* **Directive**
Look through the records below, count the lines with the word "Desisopropylatrazin", and reply with only the number.

────────────────────────────────────────

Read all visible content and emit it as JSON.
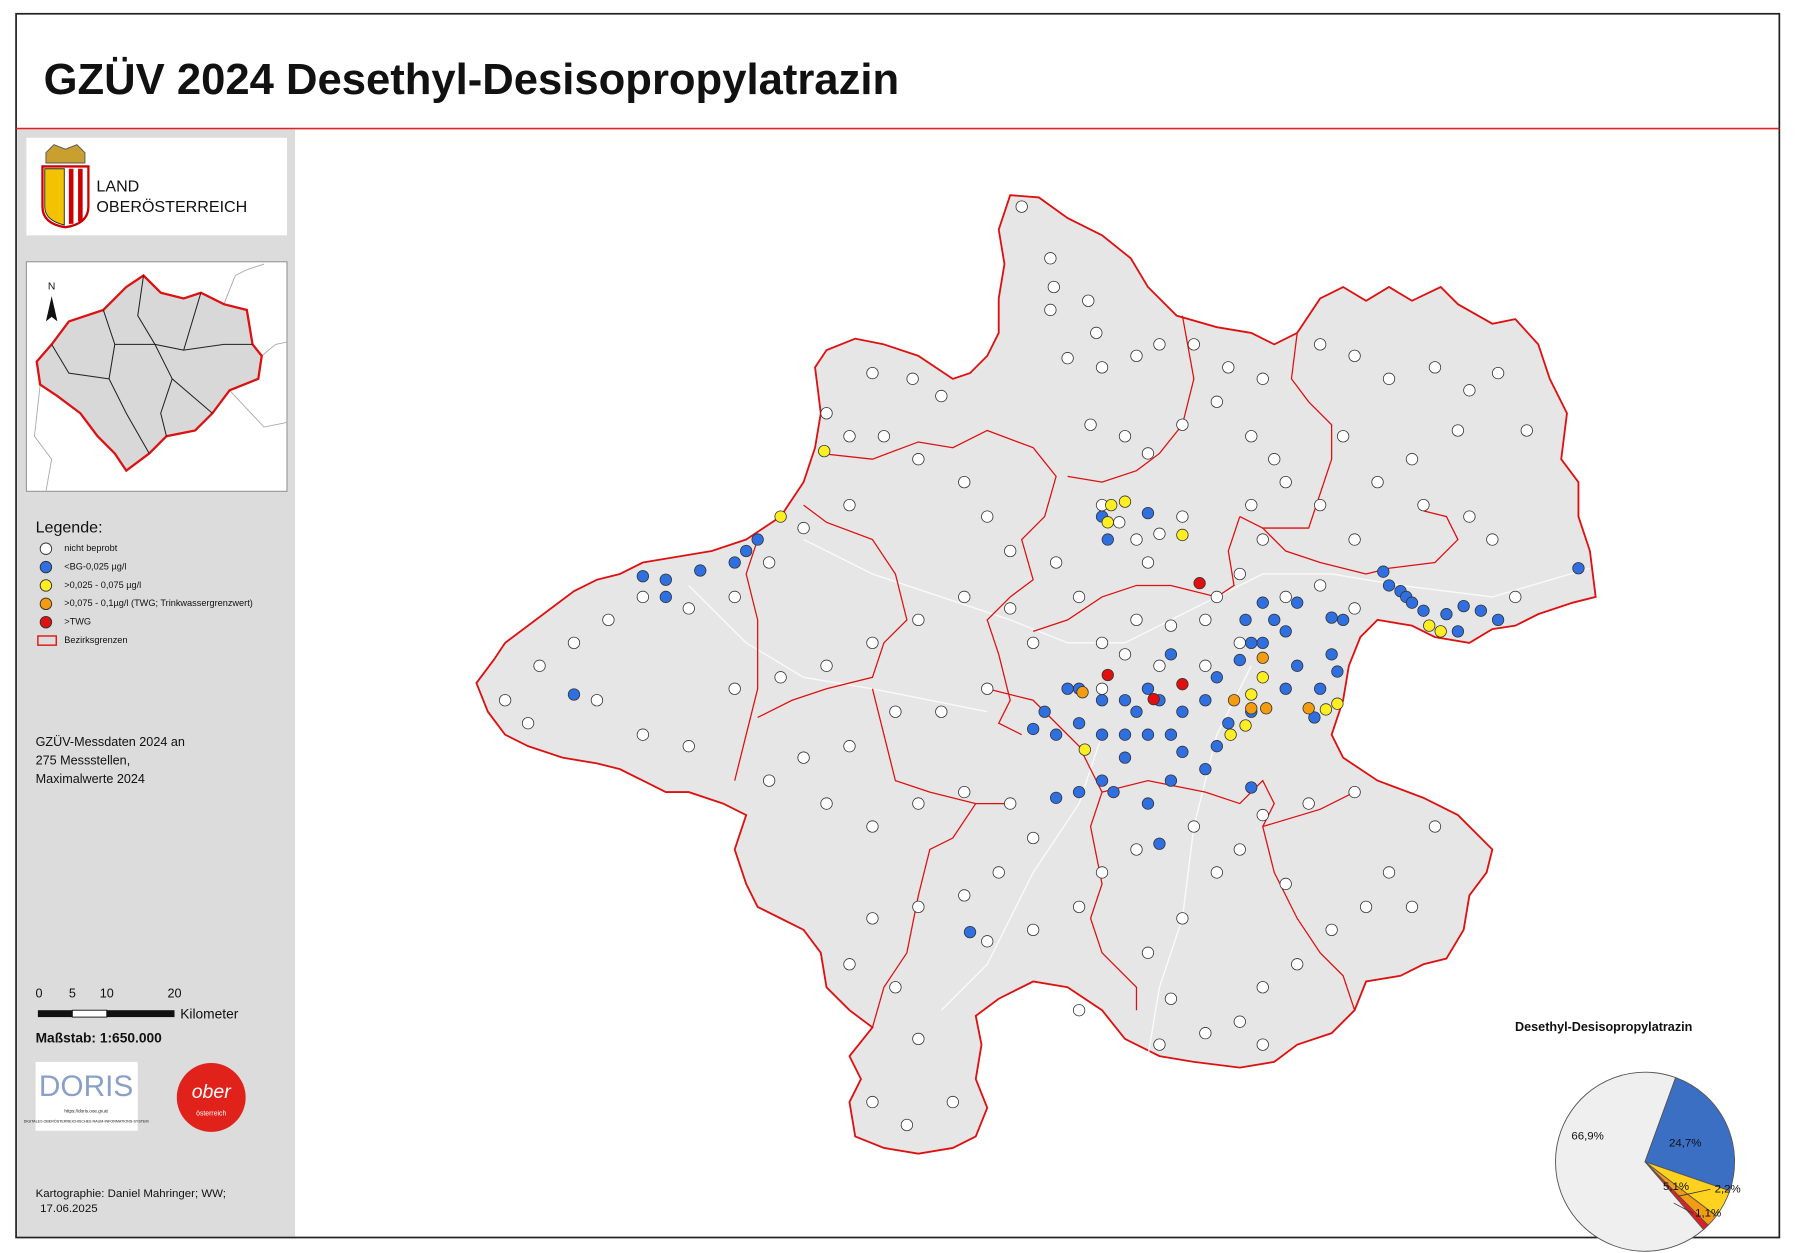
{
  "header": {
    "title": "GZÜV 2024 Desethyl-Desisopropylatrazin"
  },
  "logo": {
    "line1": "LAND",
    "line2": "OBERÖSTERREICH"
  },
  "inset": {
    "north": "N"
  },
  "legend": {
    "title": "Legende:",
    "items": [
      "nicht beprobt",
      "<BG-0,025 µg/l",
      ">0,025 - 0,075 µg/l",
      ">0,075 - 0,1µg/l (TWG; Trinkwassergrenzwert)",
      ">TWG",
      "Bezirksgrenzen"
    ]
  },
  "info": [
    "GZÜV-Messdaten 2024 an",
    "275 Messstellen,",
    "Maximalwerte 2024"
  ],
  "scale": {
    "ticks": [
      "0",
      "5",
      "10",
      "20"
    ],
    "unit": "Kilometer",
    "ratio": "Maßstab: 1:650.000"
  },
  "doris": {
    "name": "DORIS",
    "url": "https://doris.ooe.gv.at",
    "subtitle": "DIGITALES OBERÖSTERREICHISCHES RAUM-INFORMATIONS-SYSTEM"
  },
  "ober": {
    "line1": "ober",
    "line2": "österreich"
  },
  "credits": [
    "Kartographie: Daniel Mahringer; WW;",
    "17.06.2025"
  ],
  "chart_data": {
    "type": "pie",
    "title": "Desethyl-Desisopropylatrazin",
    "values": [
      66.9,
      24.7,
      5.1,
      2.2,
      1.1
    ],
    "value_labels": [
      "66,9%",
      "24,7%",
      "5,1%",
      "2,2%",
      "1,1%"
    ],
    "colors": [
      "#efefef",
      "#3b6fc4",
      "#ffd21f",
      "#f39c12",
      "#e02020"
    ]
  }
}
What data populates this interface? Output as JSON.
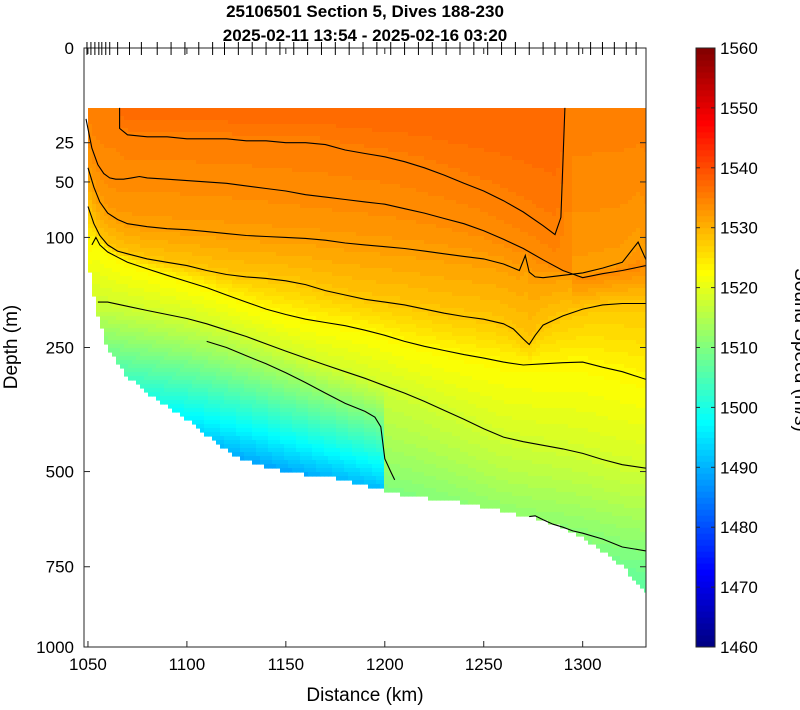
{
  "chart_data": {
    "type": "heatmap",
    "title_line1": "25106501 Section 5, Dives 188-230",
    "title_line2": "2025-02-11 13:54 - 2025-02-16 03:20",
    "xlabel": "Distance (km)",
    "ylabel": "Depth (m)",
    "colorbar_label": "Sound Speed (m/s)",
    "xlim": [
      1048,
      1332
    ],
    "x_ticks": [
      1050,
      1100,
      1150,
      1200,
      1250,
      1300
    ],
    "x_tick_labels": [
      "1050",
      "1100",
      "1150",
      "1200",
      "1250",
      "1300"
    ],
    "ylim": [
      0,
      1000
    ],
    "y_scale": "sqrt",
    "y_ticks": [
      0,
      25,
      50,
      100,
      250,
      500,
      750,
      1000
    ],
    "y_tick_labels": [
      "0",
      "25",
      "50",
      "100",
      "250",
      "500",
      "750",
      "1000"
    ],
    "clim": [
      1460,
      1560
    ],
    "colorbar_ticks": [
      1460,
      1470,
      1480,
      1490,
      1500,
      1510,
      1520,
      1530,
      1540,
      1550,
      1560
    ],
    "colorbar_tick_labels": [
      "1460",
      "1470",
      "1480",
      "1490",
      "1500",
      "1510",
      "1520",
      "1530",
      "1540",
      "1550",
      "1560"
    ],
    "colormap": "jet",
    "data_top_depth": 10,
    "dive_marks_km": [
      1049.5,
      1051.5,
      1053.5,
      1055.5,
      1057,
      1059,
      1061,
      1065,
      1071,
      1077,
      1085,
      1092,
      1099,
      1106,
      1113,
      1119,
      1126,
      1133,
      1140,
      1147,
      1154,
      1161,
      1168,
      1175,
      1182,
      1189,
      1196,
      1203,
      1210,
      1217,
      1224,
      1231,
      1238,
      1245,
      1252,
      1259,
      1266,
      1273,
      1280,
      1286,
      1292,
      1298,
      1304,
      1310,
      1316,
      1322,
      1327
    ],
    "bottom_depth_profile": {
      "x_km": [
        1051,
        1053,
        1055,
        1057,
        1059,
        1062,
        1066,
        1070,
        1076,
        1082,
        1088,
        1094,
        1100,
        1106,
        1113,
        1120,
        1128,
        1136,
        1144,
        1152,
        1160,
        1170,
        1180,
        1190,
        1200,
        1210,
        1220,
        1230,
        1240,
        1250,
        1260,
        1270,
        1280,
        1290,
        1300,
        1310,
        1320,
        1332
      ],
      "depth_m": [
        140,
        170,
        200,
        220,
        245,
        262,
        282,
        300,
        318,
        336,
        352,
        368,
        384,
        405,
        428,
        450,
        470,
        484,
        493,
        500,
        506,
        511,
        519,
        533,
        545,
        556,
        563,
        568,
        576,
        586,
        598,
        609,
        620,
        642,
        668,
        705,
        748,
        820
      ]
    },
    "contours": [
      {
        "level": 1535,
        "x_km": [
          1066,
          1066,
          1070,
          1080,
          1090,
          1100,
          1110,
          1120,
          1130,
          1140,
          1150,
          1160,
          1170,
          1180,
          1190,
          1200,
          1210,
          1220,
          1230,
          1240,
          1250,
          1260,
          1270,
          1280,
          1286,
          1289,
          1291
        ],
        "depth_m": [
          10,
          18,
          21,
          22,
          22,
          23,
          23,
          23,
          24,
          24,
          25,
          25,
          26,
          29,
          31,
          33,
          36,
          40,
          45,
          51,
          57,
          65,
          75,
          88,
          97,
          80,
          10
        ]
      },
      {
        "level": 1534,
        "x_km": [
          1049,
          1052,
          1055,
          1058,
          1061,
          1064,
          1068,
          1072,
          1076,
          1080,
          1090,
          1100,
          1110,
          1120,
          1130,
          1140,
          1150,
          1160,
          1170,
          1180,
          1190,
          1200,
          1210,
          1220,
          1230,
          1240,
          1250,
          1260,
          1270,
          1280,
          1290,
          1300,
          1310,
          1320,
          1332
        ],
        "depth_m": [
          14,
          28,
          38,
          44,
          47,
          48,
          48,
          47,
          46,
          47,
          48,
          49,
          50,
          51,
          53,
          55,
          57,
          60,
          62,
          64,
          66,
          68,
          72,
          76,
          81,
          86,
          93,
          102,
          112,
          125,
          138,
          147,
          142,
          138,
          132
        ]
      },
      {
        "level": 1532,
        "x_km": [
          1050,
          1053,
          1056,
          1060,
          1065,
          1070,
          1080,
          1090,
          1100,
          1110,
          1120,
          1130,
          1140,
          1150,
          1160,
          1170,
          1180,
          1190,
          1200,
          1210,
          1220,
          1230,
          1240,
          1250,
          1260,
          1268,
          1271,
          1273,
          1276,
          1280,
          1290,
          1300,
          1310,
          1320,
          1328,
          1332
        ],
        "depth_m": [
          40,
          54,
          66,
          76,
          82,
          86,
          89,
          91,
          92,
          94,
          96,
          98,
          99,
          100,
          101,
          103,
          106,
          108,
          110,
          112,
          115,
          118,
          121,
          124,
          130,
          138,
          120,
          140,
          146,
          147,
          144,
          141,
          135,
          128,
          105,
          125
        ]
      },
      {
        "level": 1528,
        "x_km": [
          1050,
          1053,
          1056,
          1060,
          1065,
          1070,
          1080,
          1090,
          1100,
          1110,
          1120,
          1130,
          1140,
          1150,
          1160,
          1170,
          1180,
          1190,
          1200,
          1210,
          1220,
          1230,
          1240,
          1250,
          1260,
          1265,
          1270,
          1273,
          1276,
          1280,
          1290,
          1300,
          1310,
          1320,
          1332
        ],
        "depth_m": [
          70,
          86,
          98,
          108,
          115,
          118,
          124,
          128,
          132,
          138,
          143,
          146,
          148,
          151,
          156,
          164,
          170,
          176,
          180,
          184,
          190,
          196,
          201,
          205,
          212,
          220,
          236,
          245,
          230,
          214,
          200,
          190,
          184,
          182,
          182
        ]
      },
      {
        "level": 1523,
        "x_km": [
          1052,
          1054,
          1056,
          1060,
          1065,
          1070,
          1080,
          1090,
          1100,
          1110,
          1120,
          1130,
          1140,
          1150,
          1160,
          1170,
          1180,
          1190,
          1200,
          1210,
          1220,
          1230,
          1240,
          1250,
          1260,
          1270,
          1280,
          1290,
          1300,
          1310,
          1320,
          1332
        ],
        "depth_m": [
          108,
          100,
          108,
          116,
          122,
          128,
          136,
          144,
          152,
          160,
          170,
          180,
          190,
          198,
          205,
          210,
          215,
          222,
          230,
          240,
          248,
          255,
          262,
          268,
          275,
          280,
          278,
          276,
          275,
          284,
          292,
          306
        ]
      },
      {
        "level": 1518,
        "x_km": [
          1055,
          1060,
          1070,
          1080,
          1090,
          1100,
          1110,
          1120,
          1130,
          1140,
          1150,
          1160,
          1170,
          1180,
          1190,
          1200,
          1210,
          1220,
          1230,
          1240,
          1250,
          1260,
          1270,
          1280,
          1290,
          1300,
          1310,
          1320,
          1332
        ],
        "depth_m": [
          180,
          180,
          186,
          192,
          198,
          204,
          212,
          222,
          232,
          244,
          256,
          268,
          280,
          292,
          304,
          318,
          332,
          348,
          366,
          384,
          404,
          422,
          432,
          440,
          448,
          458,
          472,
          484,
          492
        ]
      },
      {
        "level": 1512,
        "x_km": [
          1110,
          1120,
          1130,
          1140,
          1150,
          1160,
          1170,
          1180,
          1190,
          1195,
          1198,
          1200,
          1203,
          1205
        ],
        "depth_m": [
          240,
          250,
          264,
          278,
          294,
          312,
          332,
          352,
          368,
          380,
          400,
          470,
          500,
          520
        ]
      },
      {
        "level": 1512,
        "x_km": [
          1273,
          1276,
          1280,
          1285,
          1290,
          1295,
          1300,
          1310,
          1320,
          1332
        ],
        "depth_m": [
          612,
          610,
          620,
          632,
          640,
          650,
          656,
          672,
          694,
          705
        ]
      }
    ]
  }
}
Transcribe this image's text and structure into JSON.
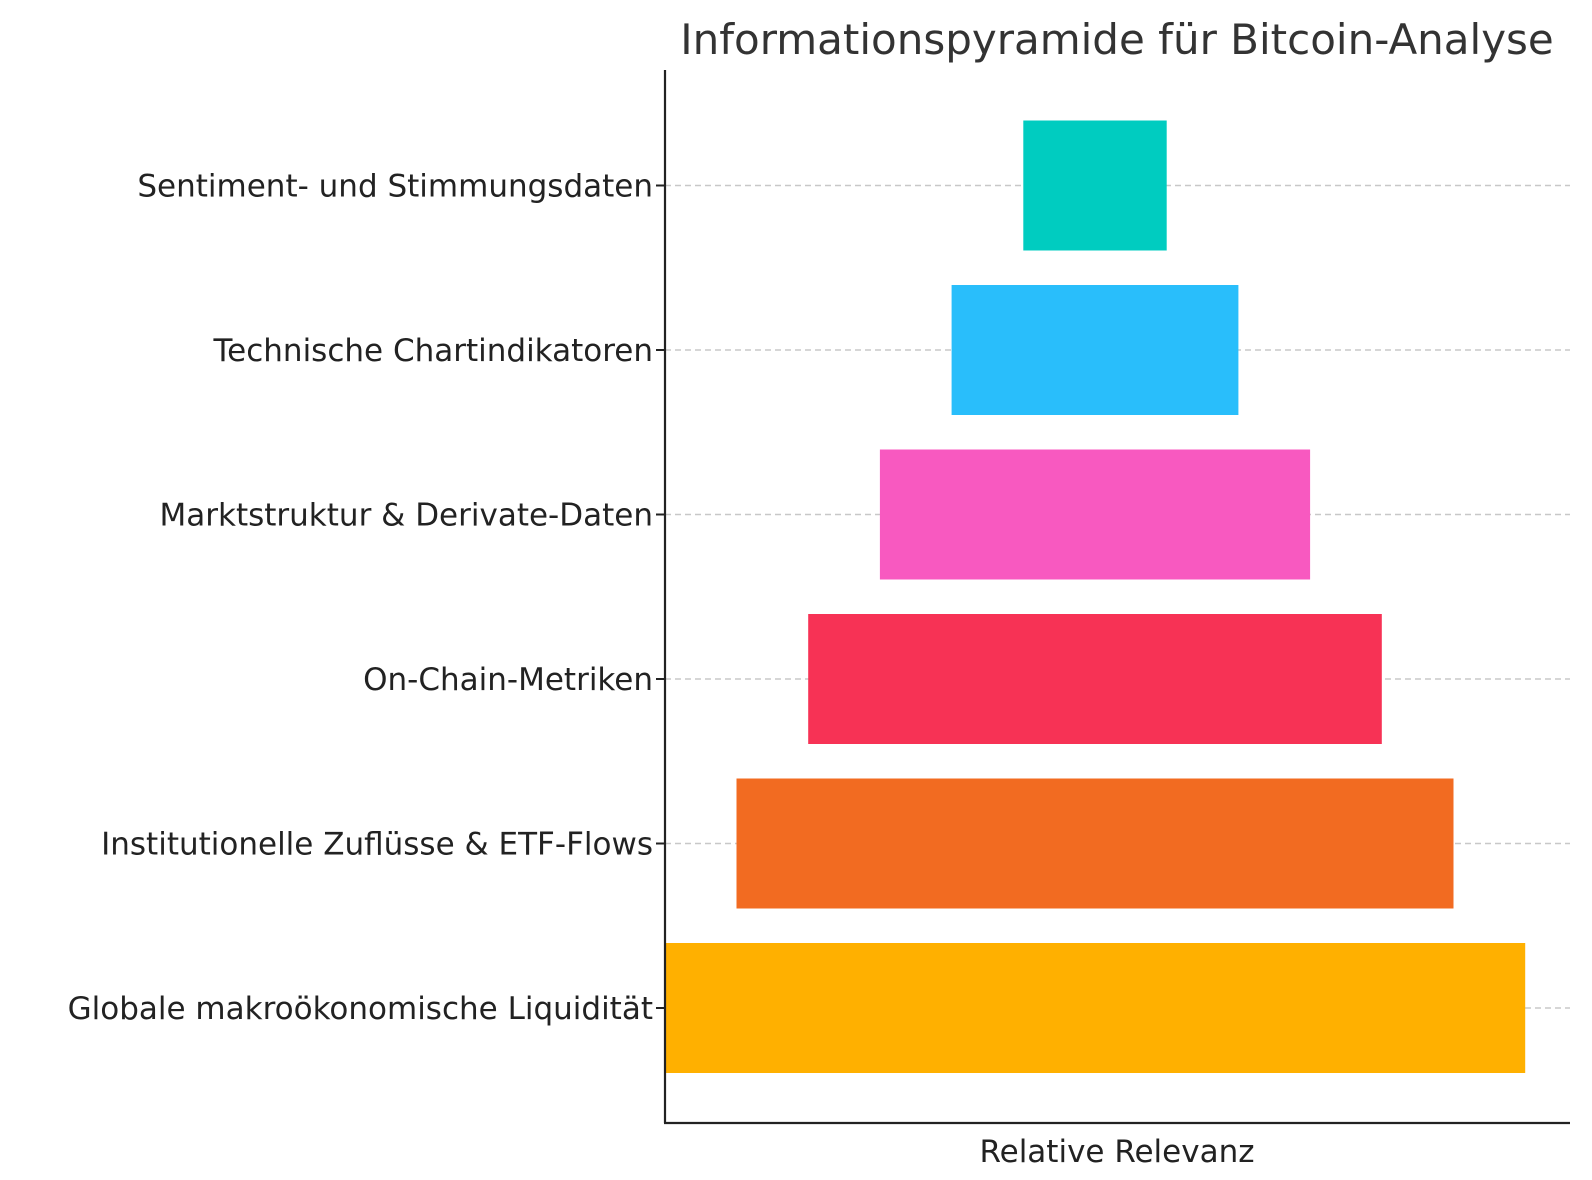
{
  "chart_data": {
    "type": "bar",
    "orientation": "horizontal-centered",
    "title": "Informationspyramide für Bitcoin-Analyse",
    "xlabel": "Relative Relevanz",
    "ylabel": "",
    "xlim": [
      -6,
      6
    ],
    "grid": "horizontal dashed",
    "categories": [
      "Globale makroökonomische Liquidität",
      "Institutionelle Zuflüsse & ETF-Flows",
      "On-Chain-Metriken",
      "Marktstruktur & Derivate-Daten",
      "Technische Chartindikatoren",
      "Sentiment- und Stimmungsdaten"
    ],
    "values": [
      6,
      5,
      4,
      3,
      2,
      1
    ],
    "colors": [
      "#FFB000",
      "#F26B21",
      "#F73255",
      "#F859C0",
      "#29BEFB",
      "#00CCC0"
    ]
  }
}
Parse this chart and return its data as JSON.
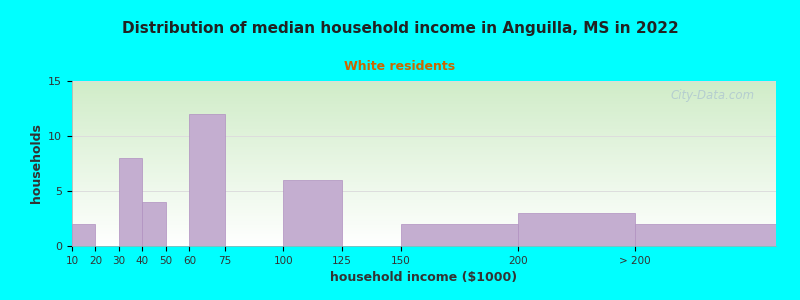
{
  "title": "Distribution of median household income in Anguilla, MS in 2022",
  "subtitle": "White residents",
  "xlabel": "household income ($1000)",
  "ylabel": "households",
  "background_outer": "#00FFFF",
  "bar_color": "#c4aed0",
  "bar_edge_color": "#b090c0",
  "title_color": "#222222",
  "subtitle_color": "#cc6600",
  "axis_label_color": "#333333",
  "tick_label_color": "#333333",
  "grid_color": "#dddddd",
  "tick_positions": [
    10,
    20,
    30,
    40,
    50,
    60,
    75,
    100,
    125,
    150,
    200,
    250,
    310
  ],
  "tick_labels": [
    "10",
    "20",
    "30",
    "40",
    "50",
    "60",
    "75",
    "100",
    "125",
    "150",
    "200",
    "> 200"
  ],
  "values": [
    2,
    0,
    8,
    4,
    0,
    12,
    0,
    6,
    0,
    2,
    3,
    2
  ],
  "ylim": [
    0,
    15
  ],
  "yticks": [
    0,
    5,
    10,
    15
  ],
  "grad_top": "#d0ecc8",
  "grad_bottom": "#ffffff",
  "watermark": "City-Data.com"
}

────────────────────────────────────────

* **Task result**
2